Begin DATA

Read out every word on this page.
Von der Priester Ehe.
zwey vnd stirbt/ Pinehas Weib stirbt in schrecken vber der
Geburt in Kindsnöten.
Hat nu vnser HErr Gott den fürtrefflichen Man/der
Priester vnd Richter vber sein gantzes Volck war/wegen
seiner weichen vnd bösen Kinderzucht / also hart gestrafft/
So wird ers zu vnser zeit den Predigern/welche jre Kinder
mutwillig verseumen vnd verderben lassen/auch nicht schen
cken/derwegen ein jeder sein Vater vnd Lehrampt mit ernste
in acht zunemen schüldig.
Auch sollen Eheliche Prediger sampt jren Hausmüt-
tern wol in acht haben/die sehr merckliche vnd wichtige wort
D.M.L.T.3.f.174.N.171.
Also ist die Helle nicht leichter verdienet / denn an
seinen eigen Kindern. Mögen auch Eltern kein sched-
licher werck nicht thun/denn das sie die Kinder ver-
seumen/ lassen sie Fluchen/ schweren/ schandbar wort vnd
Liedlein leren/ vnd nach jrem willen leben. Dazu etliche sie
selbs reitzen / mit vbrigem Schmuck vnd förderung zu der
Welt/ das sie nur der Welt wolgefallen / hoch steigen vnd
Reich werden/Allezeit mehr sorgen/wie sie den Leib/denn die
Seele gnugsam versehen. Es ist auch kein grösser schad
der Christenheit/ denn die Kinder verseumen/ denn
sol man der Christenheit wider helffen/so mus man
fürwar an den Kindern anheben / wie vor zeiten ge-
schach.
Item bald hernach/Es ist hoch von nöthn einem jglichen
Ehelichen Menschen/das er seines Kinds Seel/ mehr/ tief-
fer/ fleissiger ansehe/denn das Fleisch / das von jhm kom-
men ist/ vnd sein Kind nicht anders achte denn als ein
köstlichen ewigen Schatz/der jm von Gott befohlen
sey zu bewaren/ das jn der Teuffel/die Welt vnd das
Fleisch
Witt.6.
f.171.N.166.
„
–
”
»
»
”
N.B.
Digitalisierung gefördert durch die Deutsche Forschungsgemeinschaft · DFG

End DATA

Using the exact wording, write out all of the records.

Read out every word on this page.
Von der Priester Ehe.
zwey vnd stirbt/ Pinehas Weib stirbt in schrecken vber der
Geburt in Kindsnöten.
Hat nu vnser HErr Gott den fürtrefflichen Man/der
Priester vnd Richter vber sein gantzes Volck war/wegen
seiner weichen vnd bösen Kinderzucht / also hart gestrafft/
So wird ers zu vnser zeit den Predigern/welche jre Kinder
mutwillig verseumen vnd verderben lassen/auch nicht schen
cken/derwegen ein jeder sein Vater vnd Lehrampt mit ernste
in acht zunemen schüldig.
Auch sollen Eheliche Prediger sampt jren Hausmüt-
tern wol in acht haben/die sehr merckliche vnd wichtige wort
D.M.L.T.3.f.174.N.171.
Also ist die Helle nicht leichter verdienet / denn an
seinen eigen Kindern. Mögen auch Eltern kein sched-
licher werck nicht thun/denn das sie die Kinder ver-
seumen/ lassen sie Fluchen/ schweren/ schandbar wort vnd
Liedlein leren/ vnd nach jrem willen leben. Dazu etliche sie
selbs reitzen / mit vbrigem Schmuck vnd förderung zu der
Welt/ das sie nur der Welt wolgefallen / hoch steigen vnd
Reich werden/Allezeit mehr sorgen/wie sie den Leib/denn die
Seele gnugsam versehen. Es ist auch kein grösser schad
der Christenheit/ denn die Kinder verseumen/ denn
sol man der Christenheit wider helffen/so mus man
fürwar an den Kindern anheben / wie vor zeiten ge-
schach.
Item bald hernach/Es ist hoch von nöthn einem jglichen
Ehelichen Menschen/das er seines Kinds Seel/ mehr/ tief-
fer/ fleissiger ansehe/denn das Fleisch / das von jhm kom-
men ist/ vnd sein Kind nicht anders achte denn als ein
köstlichen ewigen Schatz/der jm von Gott befohlen
sey zu bewaren/ das jn der Teuffel/die Welt vnd das
Fleisch
Witt.6.
f.171.N.166.
„
–
”
»
»
”
N.B.
Digitalisierung gefördert durch die Deutsche Forschungsgemeinschaft · DFG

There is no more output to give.